──────── RAW DATA ────────

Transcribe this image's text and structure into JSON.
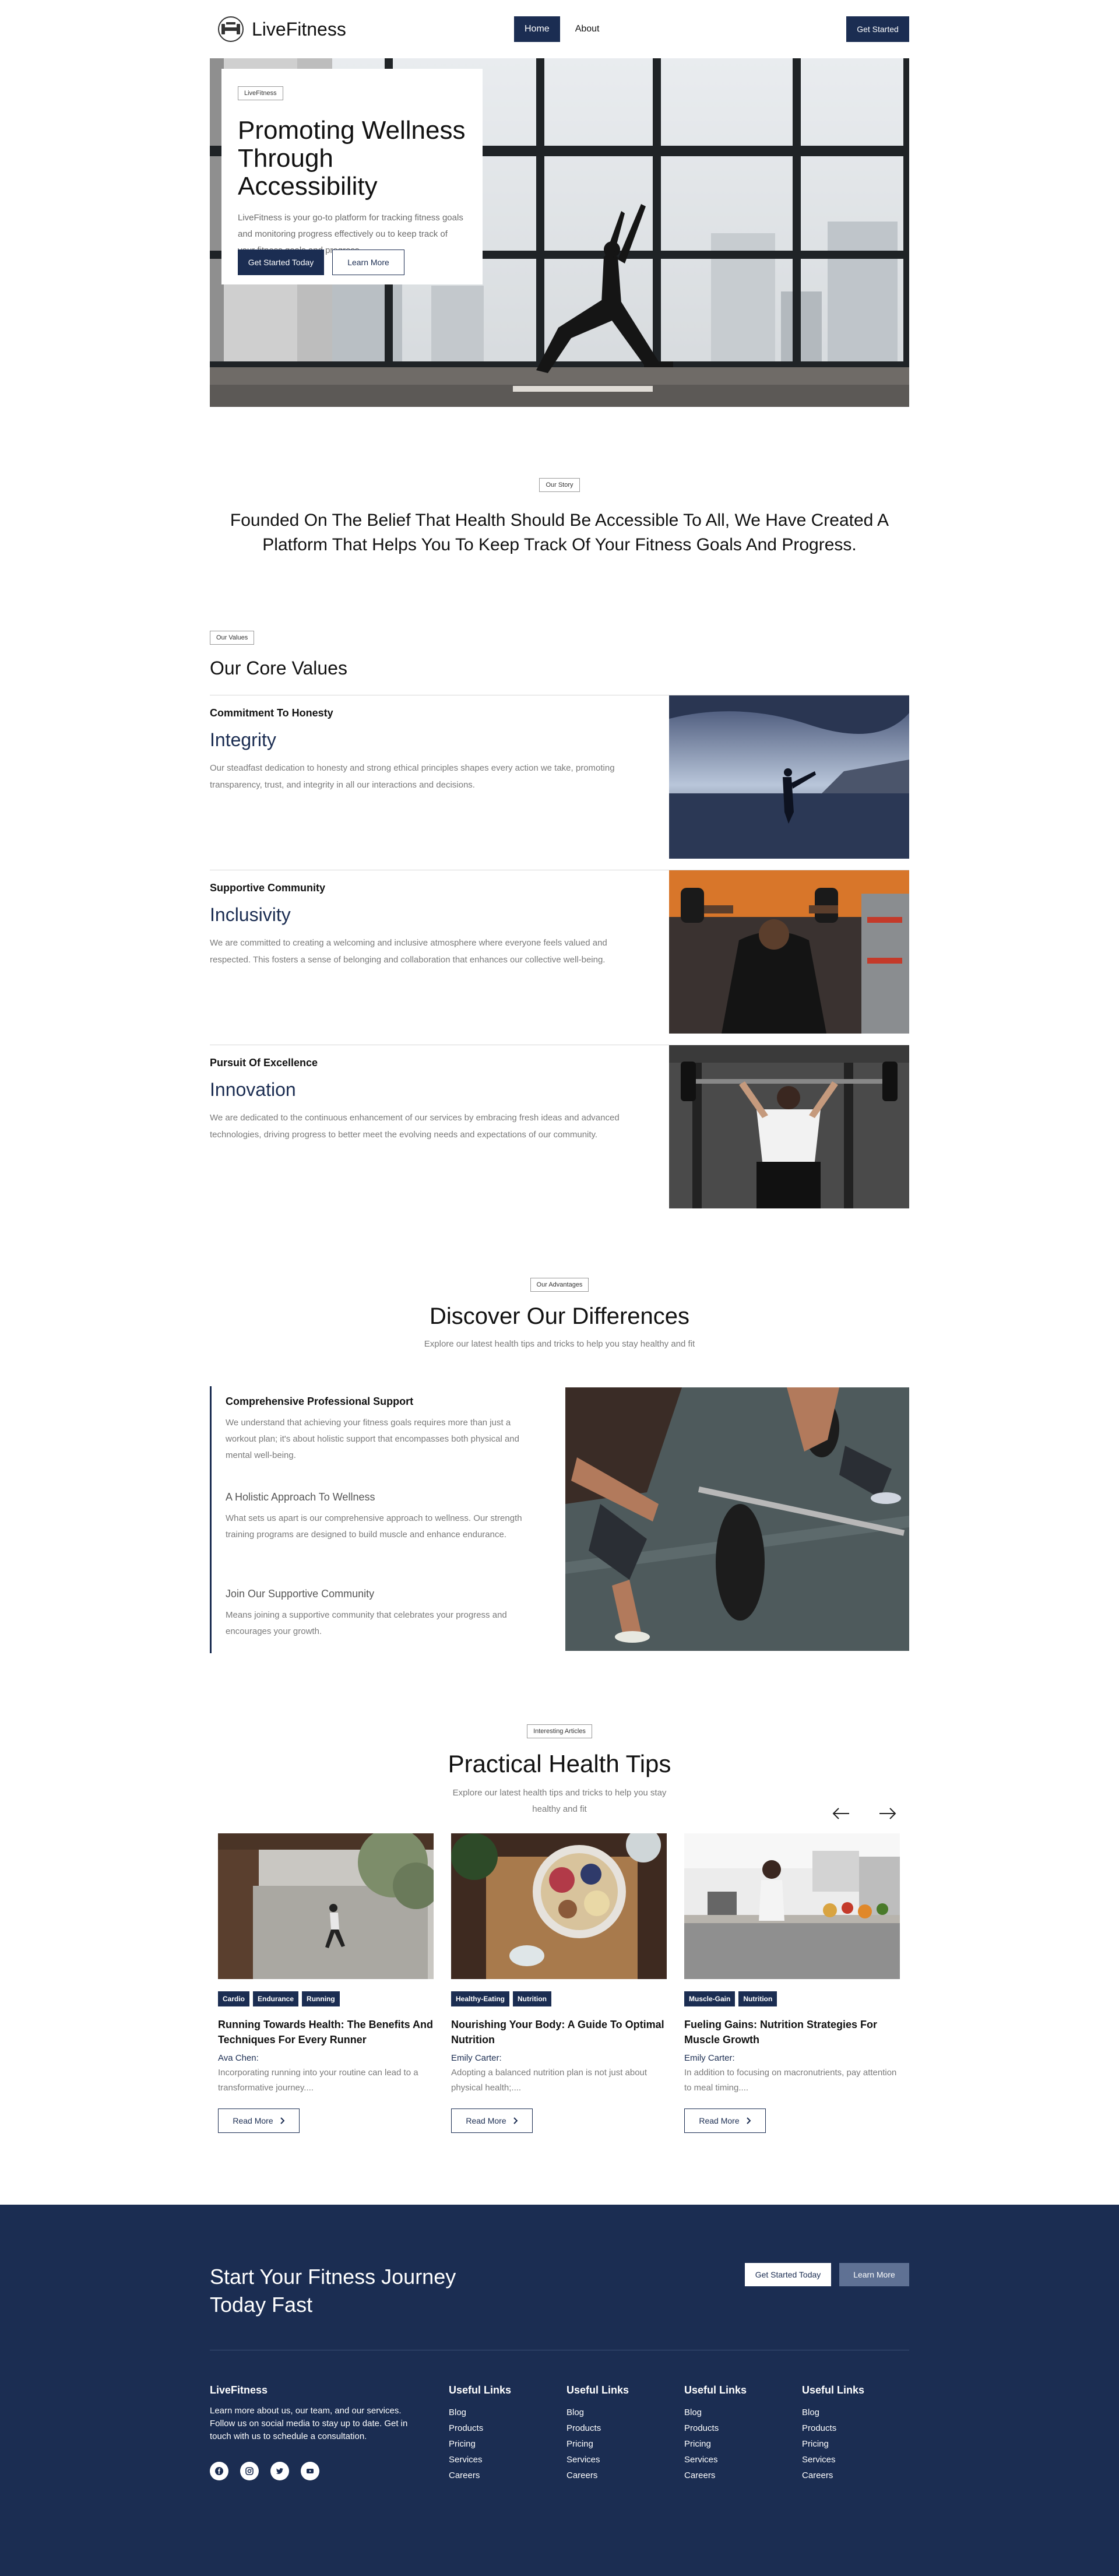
{
  "header": {
    "brand": "LiveFitness",
    "nav": [
      {
        "label": "Home"
      },
      {
        "label": "About"
      }
    ],
    "cta": "Get Started"
  },
  "hero": {
    "tag": "LiveFitness",
    "title": "Promoting Wellness Through Accessibility",
    "description": "LiveFitness is your go-to platform for tracking fitness goals and monitoring progress effectively ou to keep track of your fitness goals and progress.",
    "primary_btn": "Get Started Today",
    "secondary_btn": "Learn More"
  },
  "story": {
    "tag": "Our Story",
    "text": "Founded On The Belief That Health Should Be Accessible To All, We Have Created A Platform That Helps You To Keep Track Of Your Fitness Goals And Progress."
  },
  "values": {
    "tag": "Our Values",
    "title": "Our Core Values",
    "items": [
      {
        "subtitle": "Commitment To Honesty",
        "title": "Integrity",
        "description": "Our steadfast dedication to honesty and strong ethical principles shapes every action we take, promoting transparency, trust, and integrity in all our interactions and decisions."
      },
      {
        "subtitle": "Supportive Community",
        "title": "Inclusivity",
        "description": "We are committed to creating a welcoming and inclusive atmosphere where everyone feels valued and respected. This fosters a sense of belonging and collaboration that enhances our collective well-being."
      },
      {
        "subtitle": "Pursuit Of Excellence",
        "title": "Innovation",
        "description": "We are dedicated to the continuous enhancement of our services by embracing fresh ideas and advanced technologies, driving progress to better meet the evolving needs and expectations of our community."
      }
    ]
  },
  "advantages": {
    "tag": "Our Advantages",
    "title": "Discover Our Differences",
    "subtitle": "Explore our latest health tips and tricks to help you stay healthy and fit",
    "items": [
      {
        "title": "Comprehensive Professional Support",
        "description": "We understand that achieving your fitness goals requires more than just a workout plan; it's about holistic support that encompasses both physical and mental well-being."
      },
      {
        "title": "A Holistic Approach To Wellness",
        "description": "What sets us apart is our comprehensive approach to wellness. Our strength training programs are designed to build muscle and enhance endurance."
      },
      {
        "title": "Join Our Supportive Community",
        "description": "Means joining a supportive community that celebrates your progress and encourages your growth."
      }
    ]
  },
  "articles": {
    "tag": "Interesting Articles",
    "title": "Practical Health Tips",
    "subtitle": "Explore our latest health tips and tricks to help you stay healthy and fit",
    "read_more": "Read More",
    "items": [
      {
        "tags": [
          "Cardio",
          "Endurance",
          "Running"
        ],
        "title": "Running Towards Health: The Benefits And Techniques For Every Runner",
        "author": "Ava Chen:",
        "excerpt": "Incorporating running into your routine can lead to a transformative journey...."
      },
      {
        "tags": [
          "Healthy-Eating",
          "Nutrition"
        ],
        "title": "Nourishing Your Body: A Guide To Optimal Nutrition",
        "author": "Emily Carter:",
        "excerpt": "Adopting a balanced nutrition plan is not just about physical health;...."
      },
      {
        "tags": [
          "Muscle-Gain",
          "Nutrition"
        ],
        "title": "Fueling Gains: Nutrition Strategies For Muscle Growth",
        "author": "Emily Carter:",
        "excerpt": "In addition to focusing on macronutrients, pay attention to meal timing...."
      }
    ]
  },
  "footer": {
    "cta_title": "Start Your Fitness Journey Today Fast",
    "cta_primary": "Get Started Today",
    "cta_secondary": "Learn More",
    "about_title": "LiveFitness",
    "about_text": "Learn more about us, our team, and our services. Follow us on social media to stay up to date. Get in touch with us to schedule a consultation.",
    "columns": [
      {
        "title": "Useful Links",
        "links": [
          "Blog",
          "Products",
          "Pricing",
          "Services",
          "Careers"
        ]
      },
      {
        "title": "Useful Links",
        "links": [
          "Blog",
          "Products",
          "Pricing",
          "Services",
          "Careers"
        ]
      },
      {
        "title": "Useful Links",
        "links": [
          "Blog",
          "Products",
          "Pricing",
          "Services",
          "Careers"
        ]
      },
      {
        "title": "Useful Links",
        "links": [
          "Blog",
          "Products",
          "Pricing",
          "Services",
          "Careers"
        ]
      }
    ],
    "socials": [
      "facebook-icon",
      "instagram-icon",
      "twitter-icon",
      "youtube-icon"
    ]
  },
  "colors": {
    "primary": "#1b2d52",
    "muted_text": "#7a7a7a",
    "footer_button": "#5f7194"
  }
}
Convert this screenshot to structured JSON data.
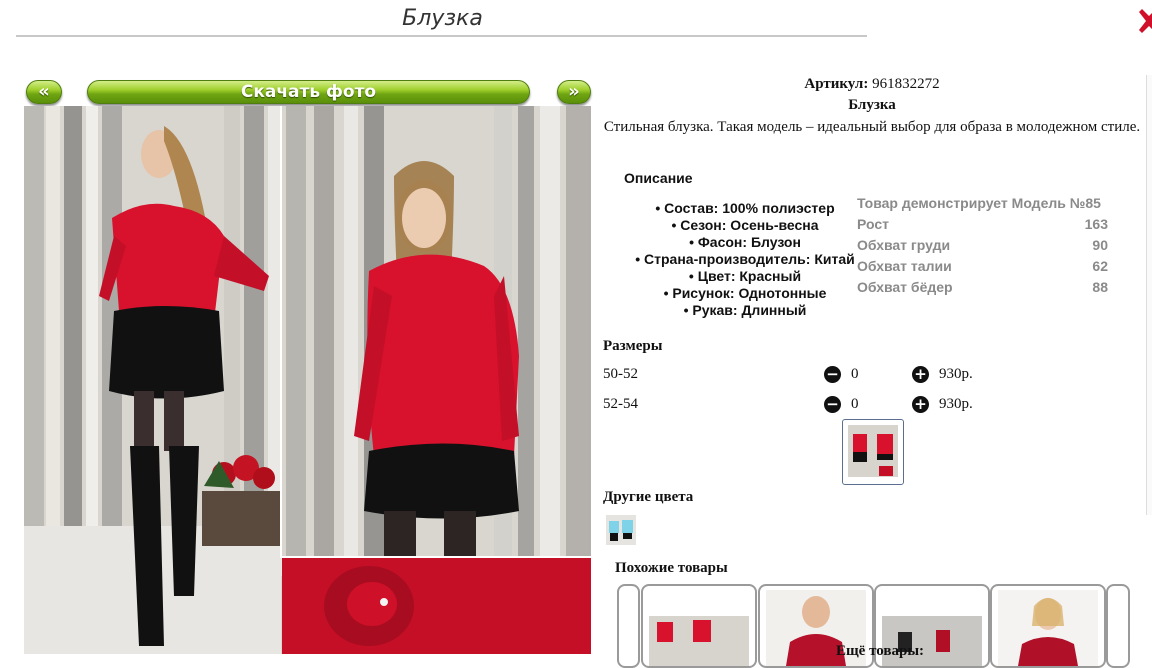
{
  "header": {
    "title": "Блузка"
  },
  "nav": {
    "prev_label": "«",
    "download_label": "Скачать фото",
    "next_label": "»"
  },
  "product": {
    "sku_label": "Артикул:",
    "sku": "961832272",
    "name": "Блузка",
    "description": "Стильная блузка. Такая модель – идеальный выбор для образа в молодежном стиле."
  },
  "description_section": {
    "heading": "Описание",
    "features": [
      "Состав: 100% полиэстер",
      "Сезон: Осень-весна",
      "Фасон: Блузон",
      "Страна-производитель: Китай",
      "Цвет: Красный",
      "Рисунок: Однотонные",
      "Рукав: Длинный"
    ]
  },
  "model": {
    "heading": "Товар демонстрирует Модель №85",
    "params": [
      {
        "label": "Рост",
        "value": "163"
      },
      {
        "label": "Обхват груди",
        "value": "90"
      },
      {
        "label": "Обхват талии",
        "value": "62"
      },
      {
        "label": "Обхват бёдер",
        "value": "88"
      }
    ]
  },
  "sizes": {
    "heading": "Размеры",
    "rows": [
      {
        "size": "50-52",
        "qty": "0",
        "price": "930р."
      },
      {
        "size": "52-54",
        "qty": "0",
        "price": "930р."
      }
    ],
    "minus_icon": "minus-circle-icon",
    "plus_icon": "plus-circle-icon"
  },
  "other_colors": {
    "heading": "Другие цвета"
  },
  "similar": {
    "heading": "Похожие товары",
    "more_label": "Ещё товары:"
  },
  "colors": {
    "accent_green": "#7ab51d",
    "blouse_red": "#d8112c"
  }
}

────────

Leaving out every picture, transcribe exactly the lines from the line that contains "Convert this screenshot" through the final line of the entries above.

Convert this screenshot to structured JSON data.
{
  "header": {
    "title": "Блузка"
  },
  "nav": {
    "prev_label": "«",
    "download_label": "Скачать фото",
    "next_label": "»"
  },
  "product": {
    "sku_label": "Артикул:",
    "sku": "961832272",
    "name": "Блузка",
    "description": "Стильная блузка. Такая модель – идеальный выбор для образа в молодежном стиле."
  },
  "description_section": {
    "heading": "Описание",
    "features": [
      "Состав: 100% полиэстер",
      "Сезон: Осень-весна",
      "Фасон: Блузон",
      "Страна-производитель: Китай",
      "Цвет: Красный",
      "Рисунок: Однотонные",
      "Рукав: Длинный"
    ]
  },
  "model": {
    "heading": "Товар демонстрирует Модель №85",
    "params": [
      {
        "label": "Рост",
        "value": "163"
      },
      {
        "label": "Обхват груди",
        "value": "90"
      },
      {
        "label": "Обхват талии",
        "value": "62"
      },
      {
        "label": "Обхват бёдер",
        "value": "88"
      }
    ]
  },
  "sizes": {
    "heading": "Размеры",
    "rows": [
      {
        "size": "50-52",
        "qty": "0",
        "price": "930р."
      },
      {
        "size": "52-54",
        "qty": "0",
        "price": "930р."
      }
    ],
    "minus_icon": "minus-circle-icon",
    "plus_icon": "plus-circle-icon"
  },
  "other_colors": {
    "heading": "Другие цвета"
  },
  "similar": {
    "heading": "Похожие товары",
    "more_label": "Ещё товары:"
  },
  "colors": {
    "accent_green": "#7ab51d",
    "blouse_red": "#d8112c"
  }
}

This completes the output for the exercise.